* _Directions for this task_: Copy out each line of the data that holds the word "title".

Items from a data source
************

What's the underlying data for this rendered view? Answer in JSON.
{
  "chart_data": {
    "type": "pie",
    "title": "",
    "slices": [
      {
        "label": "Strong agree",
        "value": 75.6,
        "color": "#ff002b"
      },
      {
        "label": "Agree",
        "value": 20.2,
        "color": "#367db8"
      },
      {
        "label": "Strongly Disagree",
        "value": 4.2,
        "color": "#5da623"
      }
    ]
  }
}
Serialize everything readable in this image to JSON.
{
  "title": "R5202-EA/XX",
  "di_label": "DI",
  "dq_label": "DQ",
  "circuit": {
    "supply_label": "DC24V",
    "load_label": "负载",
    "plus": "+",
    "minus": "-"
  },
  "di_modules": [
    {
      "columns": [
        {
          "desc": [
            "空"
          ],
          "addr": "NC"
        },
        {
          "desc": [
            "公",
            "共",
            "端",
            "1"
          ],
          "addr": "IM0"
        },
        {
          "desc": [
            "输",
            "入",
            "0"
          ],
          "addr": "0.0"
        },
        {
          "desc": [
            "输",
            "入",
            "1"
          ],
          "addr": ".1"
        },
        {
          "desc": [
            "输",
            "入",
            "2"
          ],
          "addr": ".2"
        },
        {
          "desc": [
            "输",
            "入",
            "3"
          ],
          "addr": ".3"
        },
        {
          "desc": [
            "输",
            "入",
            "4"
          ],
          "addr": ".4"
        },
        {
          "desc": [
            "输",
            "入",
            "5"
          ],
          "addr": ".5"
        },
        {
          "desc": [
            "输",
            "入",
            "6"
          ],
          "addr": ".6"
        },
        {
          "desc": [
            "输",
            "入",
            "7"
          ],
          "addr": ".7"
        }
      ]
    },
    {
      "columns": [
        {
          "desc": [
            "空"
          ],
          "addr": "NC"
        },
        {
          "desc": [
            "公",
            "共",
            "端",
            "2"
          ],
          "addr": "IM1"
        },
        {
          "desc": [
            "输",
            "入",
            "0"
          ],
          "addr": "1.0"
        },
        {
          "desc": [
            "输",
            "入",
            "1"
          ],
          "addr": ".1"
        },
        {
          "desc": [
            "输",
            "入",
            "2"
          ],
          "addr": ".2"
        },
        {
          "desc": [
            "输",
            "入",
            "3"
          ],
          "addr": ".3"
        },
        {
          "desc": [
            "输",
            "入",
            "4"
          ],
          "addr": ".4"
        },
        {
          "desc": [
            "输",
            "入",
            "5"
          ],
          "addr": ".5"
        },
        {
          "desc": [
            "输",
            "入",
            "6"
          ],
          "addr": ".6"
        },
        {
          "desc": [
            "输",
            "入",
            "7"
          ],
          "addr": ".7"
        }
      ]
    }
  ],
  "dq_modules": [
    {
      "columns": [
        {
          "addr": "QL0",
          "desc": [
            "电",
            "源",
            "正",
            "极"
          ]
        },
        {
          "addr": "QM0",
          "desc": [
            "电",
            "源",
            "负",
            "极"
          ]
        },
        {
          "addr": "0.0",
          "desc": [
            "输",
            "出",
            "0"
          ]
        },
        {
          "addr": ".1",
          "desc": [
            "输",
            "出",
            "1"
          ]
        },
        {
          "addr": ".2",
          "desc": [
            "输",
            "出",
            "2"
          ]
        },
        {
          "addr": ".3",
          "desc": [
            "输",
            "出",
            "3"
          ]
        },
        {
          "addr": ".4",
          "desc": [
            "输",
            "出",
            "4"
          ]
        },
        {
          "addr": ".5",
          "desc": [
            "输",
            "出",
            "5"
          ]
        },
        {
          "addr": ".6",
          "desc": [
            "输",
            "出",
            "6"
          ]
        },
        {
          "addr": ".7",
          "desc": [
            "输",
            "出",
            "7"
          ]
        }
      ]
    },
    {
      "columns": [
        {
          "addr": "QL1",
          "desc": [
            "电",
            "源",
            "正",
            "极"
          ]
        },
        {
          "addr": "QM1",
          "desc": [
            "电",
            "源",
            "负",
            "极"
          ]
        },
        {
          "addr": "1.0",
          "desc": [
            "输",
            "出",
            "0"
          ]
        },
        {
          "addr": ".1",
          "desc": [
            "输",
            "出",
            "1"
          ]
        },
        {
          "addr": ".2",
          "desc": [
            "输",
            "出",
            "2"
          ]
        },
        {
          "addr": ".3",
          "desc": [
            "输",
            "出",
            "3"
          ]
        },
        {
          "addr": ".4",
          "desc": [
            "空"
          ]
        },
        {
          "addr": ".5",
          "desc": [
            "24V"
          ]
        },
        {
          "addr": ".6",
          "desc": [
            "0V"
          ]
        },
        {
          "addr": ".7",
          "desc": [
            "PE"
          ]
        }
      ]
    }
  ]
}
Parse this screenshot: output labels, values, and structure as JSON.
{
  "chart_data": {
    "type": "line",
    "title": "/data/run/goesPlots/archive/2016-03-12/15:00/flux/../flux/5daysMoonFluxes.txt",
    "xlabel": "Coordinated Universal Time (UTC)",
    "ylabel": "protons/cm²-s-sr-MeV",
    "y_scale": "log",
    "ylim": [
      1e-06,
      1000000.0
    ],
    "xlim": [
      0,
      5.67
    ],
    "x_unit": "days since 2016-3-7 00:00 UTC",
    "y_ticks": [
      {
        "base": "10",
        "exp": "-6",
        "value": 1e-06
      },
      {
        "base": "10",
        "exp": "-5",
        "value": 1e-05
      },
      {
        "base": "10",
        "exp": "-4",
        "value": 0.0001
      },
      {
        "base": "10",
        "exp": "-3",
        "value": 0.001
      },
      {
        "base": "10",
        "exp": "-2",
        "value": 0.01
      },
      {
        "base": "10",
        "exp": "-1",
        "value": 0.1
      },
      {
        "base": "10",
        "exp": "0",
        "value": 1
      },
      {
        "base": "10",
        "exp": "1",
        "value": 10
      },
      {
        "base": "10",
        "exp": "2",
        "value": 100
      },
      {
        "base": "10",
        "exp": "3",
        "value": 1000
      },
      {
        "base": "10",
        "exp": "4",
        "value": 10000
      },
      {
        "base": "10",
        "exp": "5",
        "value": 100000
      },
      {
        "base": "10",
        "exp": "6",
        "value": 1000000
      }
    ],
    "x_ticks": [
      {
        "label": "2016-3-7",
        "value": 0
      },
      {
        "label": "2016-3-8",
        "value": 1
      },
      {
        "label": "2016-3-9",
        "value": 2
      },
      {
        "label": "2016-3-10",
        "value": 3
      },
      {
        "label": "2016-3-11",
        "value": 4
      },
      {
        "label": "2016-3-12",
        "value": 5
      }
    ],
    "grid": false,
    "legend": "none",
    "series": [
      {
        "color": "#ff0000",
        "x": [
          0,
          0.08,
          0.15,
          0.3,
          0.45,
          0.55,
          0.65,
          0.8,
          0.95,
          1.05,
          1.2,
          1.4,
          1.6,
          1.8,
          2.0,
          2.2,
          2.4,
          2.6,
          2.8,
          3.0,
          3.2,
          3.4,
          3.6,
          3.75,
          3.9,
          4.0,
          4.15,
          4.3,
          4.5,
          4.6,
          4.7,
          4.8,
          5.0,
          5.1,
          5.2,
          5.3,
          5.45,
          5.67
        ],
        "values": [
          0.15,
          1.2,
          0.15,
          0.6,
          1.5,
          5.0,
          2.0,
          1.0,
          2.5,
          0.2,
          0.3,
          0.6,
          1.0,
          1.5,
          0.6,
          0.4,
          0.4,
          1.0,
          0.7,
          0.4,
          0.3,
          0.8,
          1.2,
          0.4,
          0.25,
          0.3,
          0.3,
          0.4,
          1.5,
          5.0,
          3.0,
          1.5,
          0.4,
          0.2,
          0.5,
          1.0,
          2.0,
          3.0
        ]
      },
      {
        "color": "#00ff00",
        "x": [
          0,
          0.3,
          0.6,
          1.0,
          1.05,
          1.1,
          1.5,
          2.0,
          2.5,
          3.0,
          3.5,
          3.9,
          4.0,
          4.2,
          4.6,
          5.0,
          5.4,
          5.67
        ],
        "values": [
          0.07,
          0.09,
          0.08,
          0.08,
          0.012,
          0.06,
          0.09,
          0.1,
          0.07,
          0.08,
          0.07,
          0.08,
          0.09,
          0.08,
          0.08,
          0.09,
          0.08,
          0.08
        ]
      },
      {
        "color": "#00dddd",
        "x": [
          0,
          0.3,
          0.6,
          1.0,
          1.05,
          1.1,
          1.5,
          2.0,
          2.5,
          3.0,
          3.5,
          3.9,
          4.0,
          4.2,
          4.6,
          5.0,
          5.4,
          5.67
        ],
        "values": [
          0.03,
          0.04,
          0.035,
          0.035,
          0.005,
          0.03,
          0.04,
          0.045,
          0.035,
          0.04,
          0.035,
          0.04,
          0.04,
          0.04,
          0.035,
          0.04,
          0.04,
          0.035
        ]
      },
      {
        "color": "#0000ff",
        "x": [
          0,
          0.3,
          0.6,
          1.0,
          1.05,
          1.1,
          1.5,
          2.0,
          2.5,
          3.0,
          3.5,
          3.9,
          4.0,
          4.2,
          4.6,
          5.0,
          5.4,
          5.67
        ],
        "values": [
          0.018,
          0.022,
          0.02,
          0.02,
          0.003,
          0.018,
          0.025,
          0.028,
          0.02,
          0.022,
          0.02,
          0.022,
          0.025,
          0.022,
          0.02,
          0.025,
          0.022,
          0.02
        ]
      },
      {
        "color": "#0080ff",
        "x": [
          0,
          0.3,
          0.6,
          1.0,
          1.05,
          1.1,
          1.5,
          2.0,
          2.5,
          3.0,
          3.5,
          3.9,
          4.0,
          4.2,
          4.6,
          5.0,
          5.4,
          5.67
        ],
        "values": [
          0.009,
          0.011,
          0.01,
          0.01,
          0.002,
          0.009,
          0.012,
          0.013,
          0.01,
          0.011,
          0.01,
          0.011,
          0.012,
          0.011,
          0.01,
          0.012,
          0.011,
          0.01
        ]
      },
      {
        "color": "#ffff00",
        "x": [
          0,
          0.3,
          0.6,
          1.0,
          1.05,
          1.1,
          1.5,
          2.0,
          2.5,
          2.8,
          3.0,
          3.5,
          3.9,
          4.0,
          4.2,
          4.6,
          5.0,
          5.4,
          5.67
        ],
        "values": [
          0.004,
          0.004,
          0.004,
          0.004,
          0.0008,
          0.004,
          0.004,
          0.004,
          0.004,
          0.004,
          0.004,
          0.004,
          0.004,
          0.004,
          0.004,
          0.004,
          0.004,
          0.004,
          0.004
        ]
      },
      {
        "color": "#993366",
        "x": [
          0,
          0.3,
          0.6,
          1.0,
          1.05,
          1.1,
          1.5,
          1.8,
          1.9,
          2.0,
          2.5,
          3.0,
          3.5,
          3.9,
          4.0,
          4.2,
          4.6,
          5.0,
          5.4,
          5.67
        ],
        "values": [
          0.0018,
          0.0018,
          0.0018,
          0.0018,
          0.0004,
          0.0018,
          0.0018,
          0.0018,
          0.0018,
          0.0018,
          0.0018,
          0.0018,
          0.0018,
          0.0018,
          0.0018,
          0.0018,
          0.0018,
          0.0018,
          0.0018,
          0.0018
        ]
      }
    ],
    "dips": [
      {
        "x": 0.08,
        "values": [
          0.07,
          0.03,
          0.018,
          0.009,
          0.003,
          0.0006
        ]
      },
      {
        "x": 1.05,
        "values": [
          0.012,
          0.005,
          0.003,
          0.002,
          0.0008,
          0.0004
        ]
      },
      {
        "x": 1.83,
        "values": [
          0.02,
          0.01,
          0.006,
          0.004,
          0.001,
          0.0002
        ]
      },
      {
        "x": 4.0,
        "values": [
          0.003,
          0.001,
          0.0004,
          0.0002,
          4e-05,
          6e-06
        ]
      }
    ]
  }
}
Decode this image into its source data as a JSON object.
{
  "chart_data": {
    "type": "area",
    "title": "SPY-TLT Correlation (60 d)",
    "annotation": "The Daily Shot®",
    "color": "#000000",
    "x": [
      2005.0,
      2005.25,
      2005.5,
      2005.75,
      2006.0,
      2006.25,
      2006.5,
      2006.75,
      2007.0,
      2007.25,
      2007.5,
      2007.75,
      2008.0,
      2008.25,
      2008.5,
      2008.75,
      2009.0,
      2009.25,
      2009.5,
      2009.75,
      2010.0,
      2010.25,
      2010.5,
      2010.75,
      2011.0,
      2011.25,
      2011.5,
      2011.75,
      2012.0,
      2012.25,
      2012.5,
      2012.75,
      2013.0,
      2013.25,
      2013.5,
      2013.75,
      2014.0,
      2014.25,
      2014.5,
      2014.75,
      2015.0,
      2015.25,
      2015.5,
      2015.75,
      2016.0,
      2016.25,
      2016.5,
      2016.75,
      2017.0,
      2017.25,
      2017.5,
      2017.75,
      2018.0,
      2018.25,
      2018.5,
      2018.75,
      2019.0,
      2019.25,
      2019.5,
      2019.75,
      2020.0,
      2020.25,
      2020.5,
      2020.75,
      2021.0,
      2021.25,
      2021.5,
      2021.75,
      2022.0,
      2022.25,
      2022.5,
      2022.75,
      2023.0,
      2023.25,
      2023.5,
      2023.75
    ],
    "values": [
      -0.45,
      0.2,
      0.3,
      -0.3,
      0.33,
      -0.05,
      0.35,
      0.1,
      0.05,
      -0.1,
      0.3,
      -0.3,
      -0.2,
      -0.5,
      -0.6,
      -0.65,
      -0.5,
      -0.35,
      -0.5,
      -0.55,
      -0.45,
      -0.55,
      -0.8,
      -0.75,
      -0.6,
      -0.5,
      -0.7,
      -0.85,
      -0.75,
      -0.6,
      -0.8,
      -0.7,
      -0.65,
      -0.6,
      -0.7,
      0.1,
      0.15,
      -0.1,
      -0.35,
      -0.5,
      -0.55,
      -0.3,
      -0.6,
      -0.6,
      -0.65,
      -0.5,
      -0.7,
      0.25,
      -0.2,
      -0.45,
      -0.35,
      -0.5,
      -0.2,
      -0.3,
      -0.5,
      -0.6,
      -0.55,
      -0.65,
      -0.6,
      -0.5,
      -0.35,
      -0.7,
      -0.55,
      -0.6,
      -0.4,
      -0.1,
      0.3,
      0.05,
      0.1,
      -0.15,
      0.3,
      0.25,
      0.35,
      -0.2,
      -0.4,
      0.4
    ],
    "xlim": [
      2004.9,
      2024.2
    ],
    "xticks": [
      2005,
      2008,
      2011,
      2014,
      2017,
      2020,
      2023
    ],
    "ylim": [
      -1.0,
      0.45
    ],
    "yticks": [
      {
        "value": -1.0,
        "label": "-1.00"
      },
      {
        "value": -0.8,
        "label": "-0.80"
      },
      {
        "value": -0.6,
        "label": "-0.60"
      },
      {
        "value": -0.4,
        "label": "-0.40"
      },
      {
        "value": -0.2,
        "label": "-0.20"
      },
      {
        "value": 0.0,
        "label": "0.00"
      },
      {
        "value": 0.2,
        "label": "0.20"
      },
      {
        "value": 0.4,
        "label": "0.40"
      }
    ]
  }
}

************

* _Solution to this task_:
    "title": "",
  "title": "R5202-EA/XX",
    "title": "/data/run/goesPlots/archive/2016-03-12/15:00/flux/../flux/5daysMoonFluxes.txt",
    "title": "SPY-TLT Correlation (60 d)",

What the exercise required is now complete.